##### Raw data #####
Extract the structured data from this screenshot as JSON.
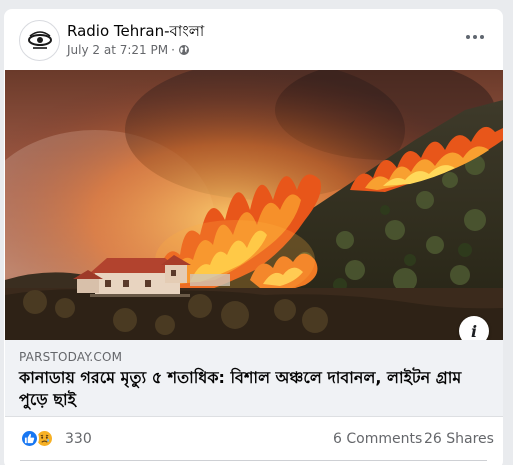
{
  "post": {
    "page_name": "Radio Tehran-বাংলা",
    "timestamp": "July 2 at 7:21 PM",
    "separator": "·",
    "privacy_icon": "globe-icon",
    "more_icon": "more-horizontal-icon"
  },
  "photo": {
    "description_icon": "info-icon",
    "info_label": "i"
  },
  "link": {
    "domain": "PARSTODAY.COM",
    "title": "কানাডায় গরমে মৃত্যু ৫ শতাধিক: বিশাল অঞ্চলে দাবানল, লাইটন গ্রাম পুড়ে ছাই"
  },
  "engagement": {
    "reactions": [
      "like-icon",
      "sad-icon"
    ],
    "reaction_count": "330",
    "comments": "6 Comments",
    "shares": "26 Shares"
  },
  "colors": {
    "facebook_blue": "#1877f2",
    "sad_yellow": "#f7b125",
    "secondary_text": "#65676b",
    "link_box_bg": "#f0f2f5"
  }
}
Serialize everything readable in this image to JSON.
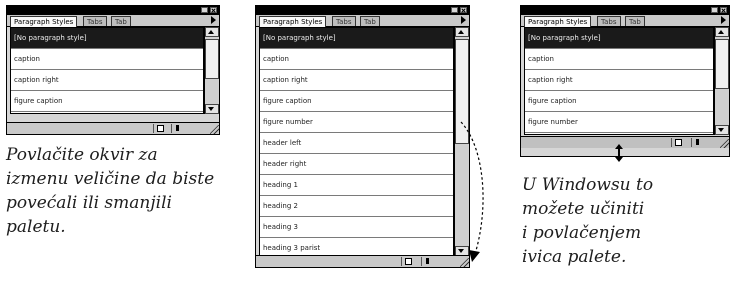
{
  "palettes": {
    "left": {
      "tabs": [
        "Paragraph Styles",
        "Tabs",
        "Tab"
      ],
      "items": [
        "[No paragraph style]",
        "caption",
        "caption right",
        "figure caption"
      ]
    },
    "middle": {
      "tabs": [
        "Paragraph Styles",
        "Tabs",
        "Tab"
      ],
      "items": [
        "[No paragraph style]",
        "caption",
        "caption right",
        "figure caption",
        "figure number",
        "header left",
        "header right",
        "heading 1",
        "heading 2",
        "heading 3",
        "heading 3 parist"
      ]
    },
    "right": {
      "tabs": [
        "Paragraph Styles",
        "Tabs",
        "Tab"
      ],
      "items": [
        "[No paragraph style]",
        "caption",
        "caption right",
        "figure caption",
        "figure number"
      ]
    }
  },
  "captions": {
    "left": [
      "Povlačite okvir za",
      "izmenu veličine da biste",
      "povećali ili smanjili",
      "paletu."
    ],
    "right": [
      "U Windowsu to",
      "možete učiniti",
      "i povlačenjem",
      "ivica palete."
    ]
  },
  "icons": {
    "close": "close-icon",
    "minimize": "minimize-icon",
    "menu_arrow": "palette-menu-arrow-icon",
    "new_style": "new-style-icon",
    "delete_style": "trash-icon",
    "resize_grip": "resize-grip-icon",
    "drag_arrow": "curved-drag-arrow",
    "vertical_resize": "vertical-resize-arrows-icon"
  },
  "colors": {
    "titlebar": "#000000",
    "panel": "#d6d6d6",
    "selected_row": "#1a1a1a",
    "list_bg": "#ffffff"
  }
}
#####
Aim — Looking back at the lines above, state how many contain the word "resize", and supply nothing besides the number.

Written solution — 2